Problem
Copy out every record below exactly as written, but leave out any pictures.

Dataset records
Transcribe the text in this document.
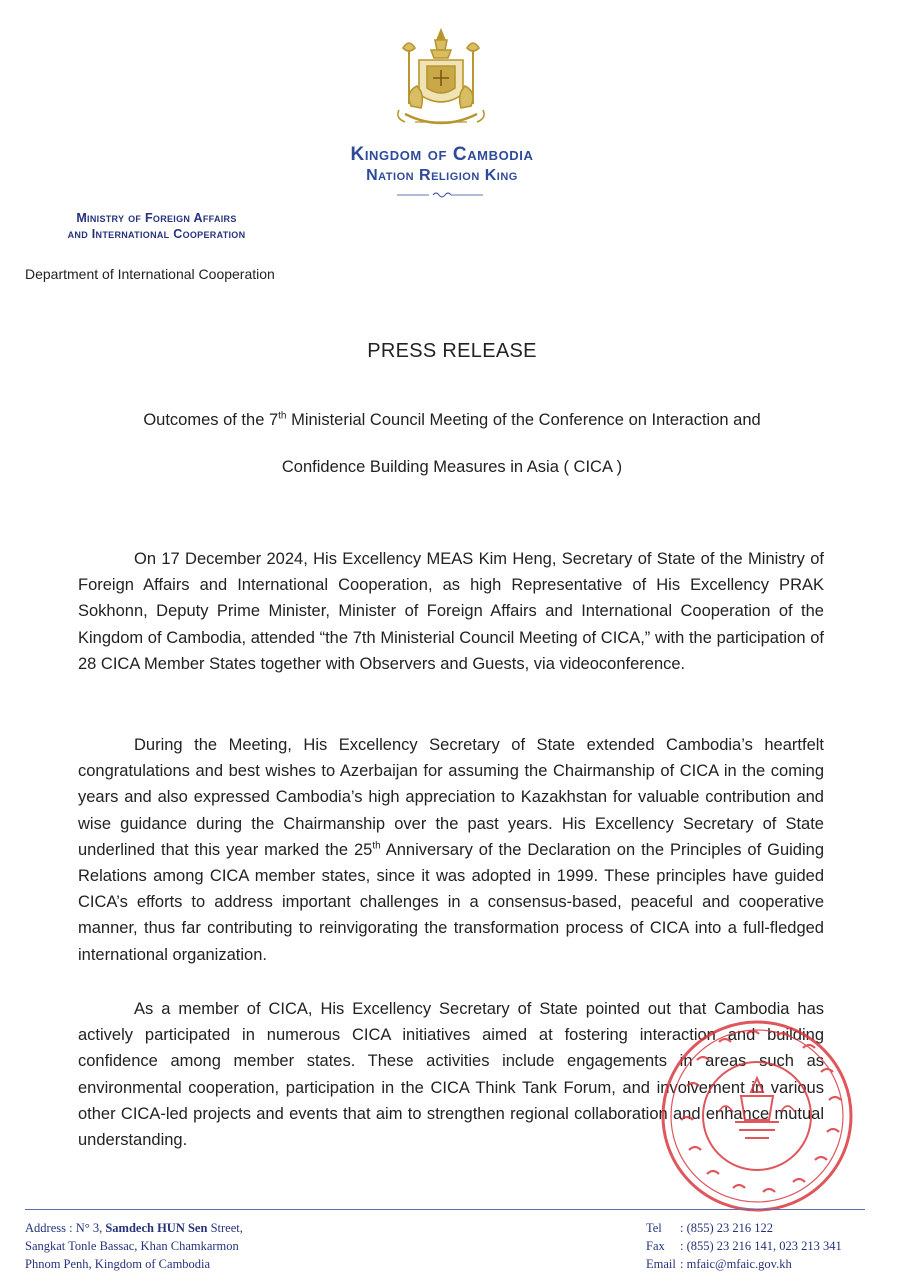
Kingdom of Cambodia
Nation Religion King
Ministry of Foreign Affairs
and International Cooperation
Department of International Cooperation
PRESS RELEASE
Outcomes of the 7th Ministerial Council Meeting of the Conference on Interaction and
Confidence Building Measures in Asia ( CICA )

On 17 December 2024, His Excellency MEAS Kim Heng, Secretary of State of the Ministry of Foreign Affairs and International Cooperation, as high Representative of His Excellency PRAK Sokhonn, Deputy Prime Minister, Minister of Foreign Affairs and International Cooperation of the Kingdom of Cambodia, attended “the 7th Ministerial Council Meeting of CICA,” with the participation of 28 CICA Member States together with Observers and Guests, via videoconference.

During the Meeting, His Excellency Secretary of State extended Cambodia’s heartfelt congratulations and best wishes to Azerbaijan for assuming the Chairmanship of CICA in the coming years and also expressed Cambodia’s high appreciation to Kazakhstan for valuable contribution and wise guidance during the Chairmanship over the past years. His Excellency Secretary of State underlined that this year marked the 25th Anniversary of the Declaration on the Principles of Guiding Relations among CICA member states, since it was adopted in 1999. These principles have guided CICA’s efforts to address important challenges in a consensus-based, peaceful and cooperative manner, thus far contributing to reinvigorating the transformation process of CICA into a full-fledged international organization.

As a member of CICA, His Excellency Secretary of State pointed out that Cambodia has actively participated in numerous CICA initiatives aimed at fostering interaction and building confidence among member states. These activities include engagements in areas such as environmental cooperation, participation in the CICA Think Tank Forum, and involvement in various other CICA-led projects and events that aim to strengthen regional collaboration and enhance mutual understanding.

Address : N° 3, Samdech HUN Sen Street,
Sangkat Tonle Bassac, Khan Chamkarmon
Phnom Penh, Kingdom of Cambodia
Tel : (855) 23 216 122
Fax : (855) 23 216 141, 023 213 341
Email : mfaic@mfaic.gov.kh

Result
Transcribe the text in this document.
Kingdom of Cambodia
Nation Religion King
Ministry of Foreign Affairs
and International Cooperation
Department of International Cooperation
PRESS RELEASE
Outcomes of the 7th Ministerial Council Meeting of the Conference on Interaction and
Confidence Building Measures in Asia ( CICA )

On 17 December 2024, His Excellency MEAS Kim Heng, Secretary of State of the Ministry of Foreign Affairs and International Cooperation, as high Representative of His Excellency PRAK Sokhonn, Deputy Prime Minister, Minister of Foreign Affairs and International Cooperation of the Kingdom of Cambodia, attended “the 7th Ministerial Council Meeting of CICA,” with the participation of 28 CICA Member States together with Observers and Guests, via videoconference.

During the Meeting, His Excellency Secretary of State extended Cambodia’s heartfelt congratulations and best wishes to Azerbaijan for assuming the Chairmanship of CICA in the coming years and also expressed Cambodia’s high appreciation to Kazakhstan for valuable contribution and wise guidance during the Chairmanship over the past years. His Excellency Secretary of State underlined that this year marked the 25th Anniversary of the Declaration on the Principles of Guiding Relations among CICA member states, since it was adopted in 1999. These principles have guided CICA’s efforts to address important challenges in a consensus-based, peaceful and cooperative manner, thus far contributing to reinvigorating the transformation process of CICA into a full-fledged international organization.

As a member of CICA, His Excellency Secretary of State pointed out that Cambodia has actively participated in numerous CICA initiatives aimed at fostering interaction and building confidence among member states. These activities include engagements in areas such as environmental cooperation, participation in the CICA Think Tank Forum, and involvement in various other CICA-led projects and events that aim to strengthen regional collaboration and enhance mutual understanding.

Address : N° 3, Samdech HUN Sen Street,
Sangkat Tonle Bassac, Khan Chamkarmon
Phnom Penh, Kingdom of Cambodia
Tel : (855) 23 216 122
Fax : (855) 23 216 141, 023 213 341
Email : mfaic@mfaic.gov.kh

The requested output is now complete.